(Source data)
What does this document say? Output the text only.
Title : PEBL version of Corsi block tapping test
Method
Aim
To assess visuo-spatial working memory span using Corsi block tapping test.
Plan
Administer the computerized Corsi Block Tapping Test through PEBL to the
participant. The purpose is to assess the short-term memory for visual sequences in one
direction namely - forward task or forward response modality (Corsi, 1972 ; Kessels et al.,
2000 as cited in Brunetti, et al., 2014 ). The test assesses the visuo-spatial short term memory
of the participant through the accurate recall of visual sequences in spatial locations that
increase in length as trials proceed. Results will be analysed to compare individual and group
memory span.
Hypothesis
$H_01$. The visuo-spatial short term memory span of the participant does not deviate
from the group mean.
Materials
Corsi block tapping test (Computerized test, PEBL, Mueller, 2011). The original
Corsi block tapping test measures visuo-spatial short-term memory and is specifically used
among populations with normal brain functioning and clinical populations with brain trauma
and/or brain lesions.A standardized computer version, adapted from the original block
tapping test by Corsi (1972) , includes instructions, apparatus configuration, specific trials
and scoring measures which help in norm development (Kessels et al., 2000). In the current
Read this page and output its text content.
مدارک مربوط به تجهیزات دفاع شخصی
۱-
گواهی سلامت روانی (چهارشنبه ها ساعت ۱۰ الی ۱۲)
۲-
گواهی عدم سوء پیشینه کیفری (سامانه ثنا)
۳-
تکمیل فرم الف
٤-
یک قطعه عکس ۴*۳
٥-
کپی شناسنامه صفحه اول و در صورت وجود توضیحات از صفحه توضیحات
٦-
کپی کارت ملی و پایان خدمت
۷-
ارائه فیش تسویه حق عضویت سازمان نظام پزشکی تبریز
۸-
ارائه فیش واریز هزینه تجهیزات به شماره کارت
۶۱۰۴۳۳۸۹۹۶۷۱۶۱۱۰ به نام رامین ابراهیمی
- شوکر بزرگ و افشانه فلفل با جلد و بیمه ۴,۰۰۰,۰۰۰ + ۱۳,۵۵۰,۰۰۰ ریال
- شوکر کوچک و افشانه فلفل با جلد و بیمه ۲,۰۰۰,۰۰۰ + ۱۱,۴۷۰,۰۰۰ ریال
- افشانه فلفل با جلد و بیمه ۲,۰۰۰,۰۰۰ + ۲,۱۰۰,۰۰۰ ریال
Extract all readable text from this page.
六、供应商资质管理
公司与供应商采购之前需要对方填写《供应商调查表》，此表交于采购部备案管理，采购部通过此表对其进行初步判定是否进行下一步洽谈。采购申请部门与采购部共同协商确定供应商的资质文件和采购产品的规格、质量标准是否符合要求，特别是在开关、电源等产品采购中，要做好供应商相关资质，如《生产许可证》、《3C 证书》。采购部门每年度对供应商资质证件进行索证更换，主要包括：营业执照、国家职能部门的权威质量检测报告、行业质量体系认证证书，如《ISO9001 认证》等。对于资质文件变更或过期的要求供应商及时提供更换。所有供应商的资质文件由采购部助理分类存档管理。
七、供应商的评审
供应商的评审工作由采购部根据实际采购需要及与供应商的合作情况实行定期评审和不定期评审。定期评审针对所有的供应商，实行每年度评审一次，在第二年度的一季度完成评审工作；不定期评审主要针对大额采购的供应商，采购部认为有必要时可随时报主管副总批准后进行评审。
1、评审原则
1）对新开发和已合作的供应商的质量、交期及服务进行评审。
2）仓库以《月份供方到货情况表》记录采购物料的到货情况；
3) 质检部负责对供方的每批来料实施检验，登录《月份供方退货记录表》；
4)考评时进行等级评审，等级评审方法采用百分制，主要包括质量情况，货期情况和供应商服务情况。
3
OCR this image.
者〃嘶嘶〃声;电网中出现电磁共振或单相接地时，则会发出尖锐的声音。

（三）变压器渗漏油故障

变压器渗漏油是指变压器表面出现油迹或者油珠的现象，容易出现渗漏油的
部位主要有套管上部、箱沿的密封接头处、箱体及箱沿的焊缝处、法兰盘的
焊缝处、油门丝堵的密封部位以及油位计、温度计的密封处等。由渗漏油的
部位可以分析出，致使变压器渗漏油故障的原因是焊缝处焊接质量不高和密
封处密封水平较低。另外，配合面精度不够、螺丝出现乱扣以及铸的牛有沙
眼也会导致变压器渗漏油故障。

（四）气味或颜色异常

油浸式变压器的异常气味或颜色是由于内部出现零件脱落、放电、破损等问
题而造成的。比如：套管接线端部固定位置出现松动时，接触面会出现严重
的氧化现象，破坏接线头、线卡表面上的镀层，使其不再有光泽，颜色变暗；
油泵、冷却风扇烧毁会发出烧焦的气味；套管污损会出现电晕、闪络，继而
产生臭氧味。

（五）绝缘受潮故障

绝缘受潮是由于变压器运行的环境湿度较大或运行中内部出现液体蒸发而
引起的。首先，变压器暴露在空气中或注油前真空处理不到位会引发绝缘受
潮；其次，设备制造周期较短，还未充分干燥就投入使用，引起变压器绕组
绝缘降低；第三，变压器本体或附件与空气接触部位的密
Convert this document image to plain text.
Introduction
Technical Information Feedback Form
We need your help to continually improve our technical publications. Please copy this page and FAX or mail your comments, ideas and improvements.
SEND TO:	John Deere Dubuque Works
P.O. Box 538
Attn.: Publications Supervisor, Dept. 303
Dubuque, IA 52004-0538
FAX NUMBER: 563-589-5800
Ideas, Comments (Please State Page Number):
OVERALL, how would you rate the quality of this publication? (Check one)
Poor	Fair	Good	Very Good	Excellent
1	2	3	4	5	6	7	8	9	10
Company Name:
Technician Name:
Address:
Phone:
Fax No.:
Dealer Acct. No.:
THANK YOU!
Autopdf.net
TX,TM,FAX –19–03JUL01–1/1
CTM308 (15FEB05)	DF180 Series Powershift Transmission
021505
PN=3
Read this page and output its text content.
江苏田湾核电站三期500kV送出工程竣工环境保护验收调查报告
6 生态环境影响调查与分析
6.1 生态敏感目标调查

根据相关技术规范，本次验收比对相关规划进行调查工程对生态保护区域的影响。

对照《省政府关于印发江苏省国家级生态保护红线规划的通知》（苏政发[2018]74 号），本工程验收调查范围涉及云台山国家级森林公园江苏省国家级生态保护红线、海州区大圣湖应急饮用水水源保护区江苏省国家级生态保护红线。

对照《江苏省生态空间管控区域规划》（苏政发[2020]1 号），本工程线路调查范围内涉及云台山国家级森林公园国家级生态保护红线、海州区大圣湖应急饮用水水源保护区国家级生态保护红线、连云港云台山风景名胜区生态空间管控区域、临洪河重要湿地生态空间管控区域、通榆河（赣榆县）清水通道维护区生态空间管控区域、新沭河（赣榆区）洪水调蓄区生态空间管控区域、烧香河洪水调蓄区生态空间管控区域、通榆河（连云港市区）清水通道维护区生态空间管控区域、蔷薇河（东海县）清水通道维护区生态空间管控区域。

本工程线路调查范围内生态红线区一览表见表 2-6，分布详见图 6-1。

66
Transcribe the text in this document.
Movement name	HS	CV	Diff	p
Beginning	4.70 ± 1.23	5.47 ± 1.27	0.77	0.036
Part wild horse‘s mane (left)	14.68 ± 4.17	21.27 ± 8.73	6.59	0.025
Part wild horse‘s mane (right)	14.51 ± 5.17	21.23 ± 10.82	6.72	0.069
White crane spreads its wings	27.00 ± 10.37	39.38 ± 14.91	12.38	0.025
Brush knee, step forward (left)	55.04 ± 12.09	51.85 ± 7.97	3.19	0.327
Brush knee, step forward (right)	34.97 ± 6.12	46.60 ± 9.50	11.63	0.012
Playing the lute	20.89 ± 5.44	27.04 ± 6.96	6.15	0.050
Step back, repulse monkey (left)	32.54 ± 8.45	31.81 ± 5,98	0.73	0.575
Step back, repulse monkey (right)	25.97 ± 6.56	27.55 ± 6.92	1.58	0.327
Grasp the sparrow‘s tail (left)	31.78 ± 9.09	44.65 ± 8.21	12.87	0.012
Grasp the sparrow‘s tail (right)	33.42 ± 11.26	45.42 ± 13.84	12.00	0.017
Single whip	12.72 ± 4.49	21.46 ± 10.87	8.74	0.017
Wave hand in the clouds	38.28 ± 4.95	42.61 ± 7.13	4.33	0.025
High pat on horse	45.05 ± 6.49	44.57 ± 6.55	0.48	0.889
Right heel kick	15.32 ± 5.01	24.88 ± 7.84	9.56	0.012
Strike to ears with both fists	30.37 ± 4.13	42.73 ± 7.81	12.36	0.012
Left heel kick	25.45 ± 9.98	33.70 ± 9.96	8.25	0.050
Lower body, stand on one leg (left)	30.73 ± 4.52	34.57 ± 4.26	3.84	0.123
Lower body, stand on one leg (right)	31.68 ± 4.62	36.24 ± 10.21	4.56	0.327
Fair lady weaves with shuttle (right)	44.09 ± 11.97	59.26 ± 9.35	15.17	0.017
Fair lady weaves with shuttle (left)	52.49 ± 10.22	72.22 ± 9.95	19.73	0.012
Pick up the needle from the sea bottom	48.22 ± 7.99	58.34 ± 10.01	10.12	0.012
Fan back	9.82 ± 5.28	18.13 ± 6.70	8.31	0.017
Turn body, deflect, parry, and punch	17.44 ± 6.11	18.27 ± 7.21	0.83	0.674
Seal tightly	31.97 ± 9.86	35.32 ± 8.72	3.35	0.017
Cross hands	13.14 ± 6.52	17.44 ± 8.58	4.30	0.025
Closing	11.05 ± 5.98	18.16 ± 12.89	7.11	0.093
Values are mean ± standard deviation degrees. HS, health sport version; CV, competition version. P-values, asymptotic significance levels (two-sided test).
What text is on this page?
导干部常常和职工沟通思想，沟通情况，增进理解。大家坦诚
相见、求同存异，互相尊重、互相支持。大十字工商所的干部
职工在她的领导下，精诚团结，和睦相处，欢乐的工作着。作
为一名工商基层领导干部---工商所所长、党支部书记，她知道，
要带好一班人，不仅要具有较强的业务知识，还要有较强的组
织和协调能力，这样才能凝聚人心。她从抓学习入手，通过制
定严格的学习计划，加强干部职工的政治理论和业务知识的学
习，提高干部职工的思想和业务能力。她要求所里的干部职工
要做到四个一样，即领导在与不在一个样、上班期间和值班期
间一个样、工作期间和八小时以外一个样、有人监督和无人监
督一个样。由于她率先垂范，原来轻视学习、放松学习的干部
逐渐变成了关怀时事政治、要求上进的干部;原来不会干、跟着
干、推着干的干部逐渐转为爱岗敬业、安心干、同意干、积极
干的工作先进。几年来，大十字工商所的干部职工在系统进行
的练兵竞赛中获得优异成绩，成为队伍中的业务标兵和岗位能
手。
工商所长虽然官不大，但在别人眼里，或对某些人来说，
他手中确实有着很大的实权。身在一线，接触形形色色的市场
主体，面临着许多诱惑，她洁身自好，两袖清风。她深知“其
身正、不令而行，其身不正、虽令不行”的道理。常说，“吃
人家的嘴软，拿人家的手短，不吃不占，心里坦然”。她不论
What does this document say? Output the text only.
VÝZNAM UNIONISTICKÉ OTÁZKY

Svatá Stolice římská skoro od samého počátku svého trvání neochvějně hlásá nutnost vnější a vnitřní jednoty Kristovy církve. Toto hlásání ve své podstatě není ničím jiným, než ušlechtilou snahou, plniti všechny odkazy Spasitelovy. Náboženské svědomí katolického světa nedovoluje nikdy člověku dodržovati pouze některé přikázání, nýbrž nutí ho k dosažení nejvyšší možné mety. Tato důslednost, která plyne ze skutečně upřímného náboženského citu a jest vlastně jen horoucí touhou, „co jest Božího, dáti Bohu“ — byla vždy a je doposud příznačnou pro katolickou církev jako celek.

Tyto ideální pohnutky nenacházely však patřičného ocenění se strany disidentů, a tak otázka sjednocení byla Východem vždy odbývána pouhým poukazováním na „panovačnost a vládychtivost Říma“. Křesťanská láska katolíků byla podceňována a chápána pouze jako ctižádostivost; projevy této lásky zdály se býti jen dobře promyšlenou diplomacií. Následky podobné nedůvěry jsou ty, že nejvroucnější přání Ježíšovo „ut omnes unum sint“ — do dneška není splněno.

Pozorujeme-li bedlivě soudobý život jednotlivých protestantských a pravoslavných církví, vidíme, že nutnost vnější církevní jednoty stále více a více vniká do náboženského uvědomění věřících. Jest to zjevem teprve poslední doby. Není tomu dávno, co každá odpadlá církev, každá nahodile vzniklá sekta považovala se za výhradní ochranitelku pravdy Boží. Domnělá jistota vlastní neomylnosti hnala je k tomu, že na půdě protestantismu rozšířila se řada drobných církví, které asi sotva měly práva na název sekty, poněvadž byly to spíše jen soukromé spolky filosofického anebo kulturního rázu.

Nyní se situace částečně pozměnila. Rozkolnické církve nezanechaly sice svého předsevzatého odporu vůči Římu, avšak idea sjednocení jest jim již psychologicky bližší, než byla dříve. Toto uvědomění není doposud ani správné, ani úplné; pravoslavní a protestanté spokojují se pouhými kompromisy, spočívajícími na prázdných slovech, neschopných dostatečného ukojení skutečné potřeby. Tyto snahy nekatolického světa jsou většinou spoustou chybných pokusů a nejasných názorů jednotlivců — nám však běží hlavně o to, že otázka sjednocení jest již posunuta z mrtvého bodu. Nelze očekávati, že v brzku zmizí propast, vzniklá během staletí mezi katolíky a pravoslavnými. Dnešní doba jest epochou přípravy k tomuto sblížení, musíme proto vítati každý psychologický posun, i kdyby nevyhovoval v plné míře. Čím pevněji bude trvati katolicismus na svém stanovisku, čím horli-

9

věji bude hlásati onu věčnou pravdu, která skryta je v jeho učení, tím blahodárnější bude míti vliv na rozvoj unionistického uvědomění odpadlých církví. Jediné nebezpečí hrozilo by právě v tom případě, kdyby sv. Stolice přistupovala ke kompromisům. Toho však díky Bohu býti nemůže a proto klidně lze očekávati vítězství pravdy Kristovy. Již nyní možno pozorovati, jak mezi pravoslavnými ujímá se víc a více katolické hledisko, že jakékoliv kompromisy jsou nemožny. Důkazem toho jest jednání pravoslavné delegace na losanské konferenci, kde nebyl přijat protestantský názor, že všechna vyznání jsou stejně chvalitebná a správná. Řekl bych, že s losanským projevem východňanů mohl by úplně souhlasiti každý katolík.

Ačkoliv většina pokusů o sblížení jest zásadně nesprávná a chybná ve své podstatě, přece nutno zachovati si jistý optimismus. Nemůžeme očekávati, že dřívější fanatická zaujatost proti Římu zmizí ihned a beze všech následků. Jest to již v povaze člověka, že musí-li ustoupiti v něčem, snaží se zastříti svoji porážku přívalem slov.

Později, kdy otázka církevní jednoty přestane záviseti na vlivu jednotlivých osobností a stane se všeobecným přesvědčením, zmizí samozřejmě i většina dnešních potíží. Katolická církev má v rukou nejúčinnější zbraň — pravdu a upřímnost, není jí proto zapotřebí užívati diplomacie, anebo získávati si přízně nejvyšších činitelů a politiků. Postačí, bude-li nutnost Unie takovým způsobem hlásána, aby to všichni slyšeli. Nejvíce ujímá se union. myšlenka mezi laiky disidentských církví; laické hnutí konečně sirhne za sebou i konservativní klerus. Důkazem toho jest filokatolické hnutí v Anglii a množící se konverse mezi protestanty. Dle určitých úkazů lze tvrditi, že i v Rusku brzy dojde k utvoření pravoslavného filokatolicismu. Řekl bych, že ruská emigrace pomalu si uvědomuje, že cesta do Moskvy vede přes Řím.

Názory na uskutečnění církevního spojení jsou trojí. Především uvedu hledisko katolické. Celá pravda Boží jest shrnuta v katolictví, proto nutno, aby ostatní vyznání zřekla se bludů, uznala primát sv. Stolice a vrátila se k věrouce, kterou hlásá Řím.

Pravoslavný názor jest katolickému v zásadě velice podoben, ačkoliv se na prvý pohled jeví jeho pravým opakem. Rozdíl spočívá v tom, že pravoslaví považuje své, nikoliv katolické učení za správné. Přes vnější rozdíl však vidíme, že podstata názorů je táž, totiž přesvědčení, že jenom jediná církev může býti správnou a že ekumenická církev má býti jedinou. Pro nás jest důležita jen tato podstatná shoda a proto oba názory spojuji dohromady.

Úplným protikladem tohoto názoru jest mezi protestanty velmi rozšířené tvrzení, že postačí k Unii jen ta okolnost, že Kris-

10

OBJECTIVE: Leave out every line without the string "mean" and copy the rest.

ANSWER FOR THIS EXERCISE:
from the group mean.
Values are mean ± standard deviation degrees. HS, health sport version; CV, competition version. P-values, asymptotic significance levels (two-sided test).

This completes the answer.